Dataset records
------------------------------------------------------------

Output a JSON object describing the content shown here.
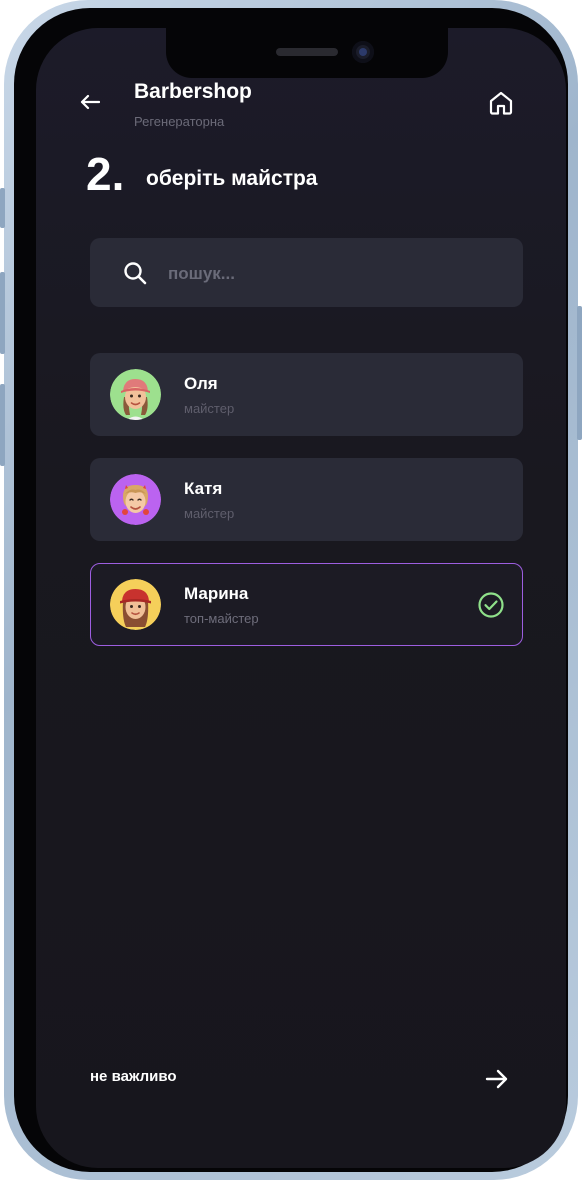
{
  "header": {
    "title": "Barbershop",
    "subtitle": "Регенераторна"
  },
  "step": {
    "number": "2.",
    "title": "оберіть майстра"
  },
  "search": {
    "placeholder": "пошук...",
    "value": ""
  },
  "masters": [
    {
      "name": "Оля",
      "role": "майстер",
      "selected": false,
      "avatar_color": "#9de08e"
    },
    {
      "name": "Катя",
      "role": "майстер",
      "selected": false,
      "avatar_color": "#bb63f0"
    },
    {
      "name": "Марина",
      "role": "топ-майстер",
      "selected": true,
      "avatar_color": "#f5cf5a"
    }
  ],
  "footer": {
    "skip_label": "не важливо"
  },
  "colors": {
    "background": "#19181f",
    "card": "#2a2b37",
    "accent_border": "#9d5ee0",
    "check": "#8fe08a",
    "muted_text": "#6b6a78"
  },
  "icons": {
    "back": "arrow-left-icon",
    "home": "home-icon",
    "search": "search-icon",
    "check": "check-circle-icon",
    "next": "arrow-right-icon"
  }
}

------------------------------------------------------------

Your goal:
Every entry must be reproduced exactly, with the images left out.

Correct answer:
Output a JSON object describing the content shown here.
{
  "header": {
    "title": "Barbershop",
    "subtitle": "Регенераторна"
  },
  "step": {
    "number": "2.",
    "title": "оберіть майстра"
  },
  "search": {
    "placeholder": "пошук...",
    "value": ""
  },
  "masters": [
    {
      "name": "Оля",
      "role": "майстер",
      "selected": false,
      "avatar_color": "#9de08e"
    },
    {
      "name": "Катя",
      "role": "майстер",
      "selected": false,
      "avatar_color": "#bb63f0"
    },
    {
      "name": "Марина",
      "role": "топ-майстер",
      "selected": true,
      "avatar_color": "#f5cf5a"
    }
  ],
  "footer": {
    "skip_label": "не важливо"
  },
  "colors": {
    "background": "#19181f",
    "card": "#2a2b37",
    "accent_border": "#9d5ee0",
    "check": "#8fe08a",
    "muted_text": "#6b6a78"
  },
  "icons": {
    "back": "arrow-left-icon",
    "home": "home-icon",
    "search": "search-icon",
    "check": "check-circle-icon",
    "next": "arrow-right-icon"
  }
}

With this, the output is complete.